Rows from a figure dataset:
+ + + + + + +
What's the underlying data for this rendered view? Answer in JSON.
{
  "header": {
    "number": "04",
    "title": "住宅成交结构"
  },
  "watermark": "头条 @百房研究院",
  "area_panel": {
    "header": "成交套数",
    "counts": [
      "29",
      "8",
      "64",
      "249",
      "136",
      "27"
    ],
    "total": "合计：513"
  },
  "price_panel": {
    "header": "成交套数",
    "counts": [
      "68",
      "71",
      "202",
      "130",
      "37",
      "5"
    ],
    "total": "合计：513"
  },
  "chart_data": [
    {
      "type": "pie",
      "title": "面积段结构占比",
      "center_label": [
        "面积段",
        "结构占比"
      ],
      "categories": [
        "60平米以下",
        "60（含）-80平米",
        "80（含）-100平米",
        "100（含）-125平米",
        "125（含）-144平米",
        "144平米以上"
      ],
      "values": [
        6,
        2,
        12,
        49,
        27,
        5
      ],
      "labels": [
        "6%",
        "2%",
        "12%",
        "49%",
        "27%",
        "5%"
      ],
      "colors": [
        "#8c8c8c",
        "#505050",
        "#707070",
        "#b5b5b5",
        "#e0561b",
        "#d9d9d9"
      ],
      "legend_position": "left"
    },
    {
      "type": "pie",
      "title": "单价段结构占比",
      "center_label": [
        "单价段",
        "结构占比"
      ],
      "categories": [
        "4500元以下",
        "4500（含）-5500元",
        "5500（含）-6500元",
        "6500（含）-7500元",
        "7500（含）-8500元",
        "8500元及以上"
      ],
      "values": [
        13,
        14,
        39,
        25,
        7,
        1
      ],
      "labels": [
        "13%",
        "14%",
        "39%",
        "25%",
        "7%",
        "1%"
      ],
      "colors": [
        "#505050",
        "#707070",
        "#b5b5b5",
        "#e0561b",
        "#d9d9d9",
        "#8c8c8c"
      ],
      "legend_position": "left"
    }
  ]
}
+ + + + + + +
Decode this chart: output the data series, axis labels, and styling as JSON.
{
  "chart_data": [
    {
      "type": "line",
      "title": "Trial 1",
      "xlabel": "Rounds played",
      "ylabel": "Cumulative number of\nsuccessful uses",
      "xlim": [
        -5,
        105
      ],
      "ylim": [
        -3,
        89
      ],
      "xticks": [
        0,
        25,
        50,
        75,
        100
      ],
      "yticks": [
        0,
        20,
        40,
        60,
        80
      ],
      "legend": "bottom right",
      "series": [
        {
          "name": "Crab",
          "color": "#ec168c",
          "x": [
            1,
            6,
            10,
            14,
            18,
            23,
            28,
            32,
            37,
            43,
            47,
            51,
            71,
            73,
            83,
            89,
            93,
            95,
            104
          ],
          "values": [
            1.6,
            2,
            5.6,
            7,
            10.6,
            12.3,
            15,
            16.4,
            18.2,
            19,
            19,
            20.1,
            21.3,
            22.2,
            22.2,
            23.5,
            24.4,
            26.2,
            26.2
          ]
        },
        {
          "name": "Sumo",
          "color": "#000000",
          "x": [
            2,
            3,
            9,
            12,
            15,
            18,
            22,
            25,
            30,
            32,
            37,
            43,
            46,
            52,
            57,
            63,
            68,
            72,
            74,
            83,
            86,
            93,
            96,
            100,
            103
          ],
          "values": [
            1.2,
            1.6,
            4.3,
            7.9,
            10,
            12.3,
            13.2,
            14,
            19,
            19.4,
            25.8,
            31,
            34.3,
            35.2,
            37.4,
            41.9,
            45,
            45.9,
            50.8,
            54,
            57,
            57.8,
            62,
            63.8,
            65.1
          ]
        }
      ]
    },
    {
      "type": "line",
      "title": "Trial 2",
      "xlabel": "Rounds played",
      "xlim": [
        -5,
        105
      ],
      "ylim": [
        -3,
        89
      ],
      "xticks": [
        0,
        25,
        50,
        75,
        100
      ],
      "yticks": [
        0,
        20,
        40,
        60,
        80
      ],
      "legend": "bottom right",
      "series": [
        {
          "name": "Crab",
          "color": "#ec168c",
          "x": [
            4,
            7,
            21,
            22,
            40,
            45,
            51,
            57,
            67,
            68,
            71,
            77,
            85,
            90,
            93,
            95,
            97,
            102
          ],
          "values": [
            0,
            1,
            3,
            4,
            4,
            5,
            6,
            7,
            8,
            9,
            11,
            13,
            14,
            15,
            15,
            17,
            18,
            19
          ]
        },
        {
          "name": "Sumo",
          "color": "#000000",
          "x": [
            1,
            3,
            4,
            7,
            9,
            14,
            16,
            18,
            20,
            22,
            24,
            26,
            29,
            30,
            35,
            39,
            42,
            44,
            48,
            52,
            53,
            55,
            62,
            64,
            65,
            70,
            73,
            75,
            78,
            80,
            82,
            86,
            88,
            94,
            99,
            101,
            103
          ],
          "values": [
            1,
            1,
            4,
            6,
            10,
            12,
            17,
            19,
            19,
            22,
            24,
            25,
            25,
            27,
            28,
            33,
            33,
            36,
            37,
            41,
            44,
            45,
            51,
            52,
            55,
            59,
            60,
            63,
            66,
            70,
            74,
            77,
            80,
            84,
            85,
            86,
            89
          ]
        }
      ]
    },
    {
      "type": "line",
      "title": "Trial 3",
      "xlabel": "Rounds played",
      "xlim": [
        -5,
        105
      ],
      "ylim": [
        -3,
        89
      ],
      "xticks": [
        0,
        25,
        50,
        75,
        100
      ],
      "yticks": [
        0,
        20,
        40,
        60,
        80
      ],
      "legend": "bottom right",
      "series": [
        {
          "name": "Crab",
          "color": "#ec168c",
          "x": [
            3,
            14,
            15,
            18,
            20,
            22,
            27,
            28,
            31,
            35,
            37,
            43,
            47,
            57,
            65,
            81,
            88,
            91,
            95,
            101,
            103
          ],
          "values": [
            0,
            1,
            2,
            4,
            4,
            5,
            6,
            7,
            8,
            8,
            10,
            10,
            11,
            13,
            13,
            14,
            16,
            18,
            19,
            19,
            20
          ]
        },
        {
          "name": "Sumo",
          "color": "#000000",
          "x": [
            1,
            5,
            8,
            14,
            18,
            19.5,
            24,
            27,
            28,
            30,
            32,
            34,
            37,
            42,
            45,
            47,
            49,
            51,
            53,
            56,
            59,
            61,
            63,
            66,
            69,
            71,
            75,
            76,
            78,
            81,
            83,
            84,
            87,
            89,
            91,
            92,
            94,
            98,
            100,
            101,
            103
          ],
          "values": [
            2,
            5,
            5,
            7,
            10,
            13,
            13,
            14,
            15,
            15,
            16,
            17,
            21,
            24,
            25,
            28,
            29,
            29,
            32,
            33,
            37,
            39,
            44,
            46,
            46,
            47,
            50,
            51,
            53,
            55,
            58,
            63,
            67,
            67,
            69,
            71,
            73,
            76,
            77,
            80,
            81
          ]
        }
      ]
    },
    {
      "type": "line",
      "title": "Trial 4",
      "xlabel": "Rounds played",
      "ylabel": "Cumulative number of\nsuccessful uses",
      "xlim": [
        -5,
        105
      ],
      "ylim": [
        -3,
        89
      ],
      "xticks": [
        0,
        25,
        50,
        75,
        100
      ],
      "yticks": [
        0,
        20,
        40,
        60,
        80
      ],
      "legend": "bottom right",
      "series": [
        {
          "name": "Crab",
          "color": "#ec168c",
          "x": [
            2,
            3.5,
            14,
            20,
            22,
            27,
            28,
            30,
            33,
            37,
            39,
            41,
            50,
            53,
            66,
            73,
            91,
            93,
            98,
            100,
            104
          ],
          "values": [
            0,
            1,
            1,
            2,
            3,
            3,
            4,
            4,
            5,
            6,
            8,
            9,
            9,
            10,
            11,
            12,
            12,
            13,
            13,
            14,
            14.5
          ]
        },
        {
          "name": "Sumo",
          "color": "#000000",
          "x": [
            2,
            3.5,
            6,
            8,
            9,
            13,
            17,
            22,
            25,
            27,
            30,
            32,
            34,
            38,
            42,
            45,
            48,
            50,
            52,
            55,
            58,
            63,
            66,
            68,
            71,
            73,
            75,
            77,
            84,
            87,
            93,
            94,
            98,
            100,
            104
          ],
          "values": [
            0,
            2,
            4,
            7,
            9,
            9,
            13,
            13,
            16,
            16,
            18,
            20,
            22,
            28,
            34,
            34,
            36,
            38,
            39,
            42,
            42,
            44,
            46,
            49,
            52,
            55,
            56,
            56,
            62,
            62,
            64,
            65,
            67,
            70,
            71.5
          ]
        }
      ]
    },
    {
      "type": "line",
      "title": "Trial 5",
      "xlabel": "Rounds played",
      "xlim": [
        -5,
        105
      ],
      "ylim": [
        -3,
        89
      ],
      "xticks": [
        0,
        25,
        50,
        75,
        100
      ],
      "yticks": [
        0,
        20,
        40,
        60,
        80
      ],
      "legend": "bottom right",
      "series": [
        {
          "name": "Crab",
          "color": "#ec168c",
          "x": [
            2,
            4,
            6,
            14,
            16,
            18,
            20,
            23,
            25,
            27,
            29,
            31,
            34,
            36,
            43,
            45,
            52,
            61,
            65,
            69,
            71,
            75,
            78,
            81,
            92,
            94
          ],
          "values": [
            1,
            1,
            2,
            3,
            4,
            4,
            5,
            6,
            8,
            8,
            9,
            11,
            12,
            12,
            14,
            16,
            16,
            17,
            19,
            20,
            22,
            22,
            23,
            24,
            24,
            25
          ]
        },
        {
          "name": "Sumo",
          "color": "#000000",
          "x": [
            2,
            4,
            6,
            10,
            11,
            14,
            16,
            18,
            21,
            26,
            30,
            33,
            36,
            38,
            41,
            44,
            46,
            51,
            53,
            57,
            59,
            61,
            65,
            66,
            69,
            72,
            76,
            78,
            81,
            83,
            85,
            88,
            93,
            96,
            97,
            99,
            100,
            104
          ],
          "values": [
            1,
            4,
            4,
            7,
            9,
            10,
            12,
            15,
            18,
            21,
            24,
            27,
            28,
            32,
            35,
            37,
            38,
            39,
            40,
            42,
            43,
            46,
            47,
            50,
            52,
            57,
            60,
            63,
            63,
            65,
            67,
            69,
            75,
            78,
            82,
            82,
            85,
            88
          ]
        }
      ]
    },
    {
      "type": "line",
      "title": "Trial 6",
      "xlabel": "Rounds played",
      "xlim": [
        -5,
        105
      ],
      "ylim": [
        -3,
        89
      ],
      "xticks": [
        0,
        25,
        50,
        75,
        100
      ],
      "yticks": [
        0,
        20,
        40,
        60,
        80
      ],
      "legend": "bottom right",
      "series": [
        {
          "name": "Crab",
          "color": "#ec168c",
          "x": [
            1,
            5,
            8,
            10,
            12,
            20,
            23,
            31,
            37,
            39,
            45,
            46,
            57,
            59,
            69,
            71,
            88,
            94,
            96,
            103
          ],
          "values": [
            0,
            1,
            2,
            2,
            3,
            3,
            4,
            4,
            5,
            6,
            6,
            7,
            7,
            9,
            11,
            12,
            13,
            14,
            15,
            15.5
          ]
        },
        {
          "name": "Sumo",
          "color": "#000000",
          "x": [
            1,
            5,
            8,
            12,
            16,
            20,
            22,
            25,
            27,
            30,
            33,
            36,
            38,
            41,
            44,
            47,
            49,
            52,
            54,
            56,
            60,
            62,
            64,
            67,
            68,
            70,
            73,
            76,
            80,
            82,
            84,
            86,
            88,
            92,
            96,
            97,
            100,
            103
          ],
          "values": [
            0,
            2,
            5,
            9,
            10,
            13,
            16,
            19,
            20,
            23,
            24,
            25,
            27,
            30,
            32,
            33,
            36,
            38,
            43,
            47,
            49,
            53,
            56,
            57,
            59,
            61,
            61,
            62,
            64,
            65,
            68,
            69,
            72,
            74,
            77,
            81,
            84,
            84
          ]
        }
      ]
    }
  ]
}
+ + + + + + +
Exercise prompt:
From the listing above, copy all lines holding the word "Trial".

Output of the task:
      "title": "Trial 1",
      "title": "Trial 2",
      "title": "Trial 3",
      "title": "Trial 4",
      "title": "Trial 5",
      "title": "Trial 6",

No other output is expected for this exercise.